Copy out all lines of the records in which the word "text" appears.

(Dataset items)
--- Begin ---
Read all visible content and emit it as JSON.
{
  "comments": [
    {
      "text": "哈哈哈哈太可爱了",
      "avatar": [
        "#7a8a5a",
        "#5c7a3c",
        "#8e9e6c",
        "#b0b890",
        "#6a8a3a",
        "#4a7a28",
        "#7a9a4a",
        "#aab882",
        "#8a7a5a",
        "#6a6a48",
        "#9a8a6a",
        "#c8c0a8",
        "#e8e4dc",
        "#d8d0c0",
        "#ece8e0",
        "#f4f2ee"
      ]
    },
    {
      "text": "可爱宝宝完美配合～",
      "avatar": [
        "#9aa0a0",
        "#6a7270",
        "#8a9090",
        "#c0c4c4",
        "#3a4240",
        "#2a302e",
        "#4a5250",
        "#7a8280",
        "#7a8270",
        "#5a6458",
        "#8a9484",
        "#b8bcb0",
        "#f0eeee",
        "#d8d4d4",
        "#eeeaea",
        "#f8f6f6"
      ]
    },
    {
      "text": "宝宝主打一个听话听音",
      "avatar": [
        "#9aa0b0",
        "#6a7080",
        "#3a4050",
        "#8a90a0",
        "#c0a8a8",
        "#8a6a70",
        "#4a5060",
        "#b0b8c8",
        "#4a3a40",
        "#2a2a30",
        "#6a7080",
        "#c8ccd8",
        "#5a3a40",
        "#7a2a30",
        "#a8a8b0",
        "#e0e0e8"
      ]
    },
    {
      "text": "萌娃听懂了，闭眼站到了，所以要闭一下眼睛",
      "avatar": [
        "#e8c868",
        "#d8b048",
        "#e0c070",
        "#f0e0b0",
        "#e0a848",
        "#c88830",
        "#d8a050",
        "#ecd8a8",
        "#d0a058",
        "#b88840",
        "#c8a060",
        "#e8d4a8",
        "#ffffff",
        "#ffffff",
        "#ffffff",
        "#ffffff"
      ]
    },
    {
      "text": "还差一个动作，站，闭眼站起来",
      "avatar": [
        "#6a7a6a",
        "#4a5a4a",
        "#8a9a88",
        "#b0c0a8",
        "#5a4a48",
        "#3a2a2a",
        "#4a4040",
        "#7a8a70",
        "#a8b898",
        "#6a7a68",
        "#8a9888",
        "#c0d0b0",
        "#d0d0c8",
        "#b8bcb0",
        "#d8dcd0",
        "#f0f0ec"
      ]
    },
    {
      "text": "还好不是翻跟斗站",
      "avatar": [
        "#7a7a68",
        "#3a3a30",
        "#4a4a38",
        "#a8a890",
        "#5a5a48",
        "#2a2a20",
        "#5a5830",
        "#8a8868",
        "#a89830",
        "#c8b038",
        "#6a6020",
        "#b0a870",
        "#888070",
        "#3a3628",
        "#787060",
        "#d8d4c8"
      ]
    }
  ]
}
--- End ---
● RIGHT ANSWER
      "text": "哈哈哈哈太可爱了",
      "text": "可爱宝宝完美配合～",
      "text": "宝宝主打一个听话听音",
      "text": "萌娃听懂了，闭眼站到了，所以要闭一下眼睛",
      "text": "还差一个动作，站，闭眼站起来",
      "text": "还好不是翻跟斗站",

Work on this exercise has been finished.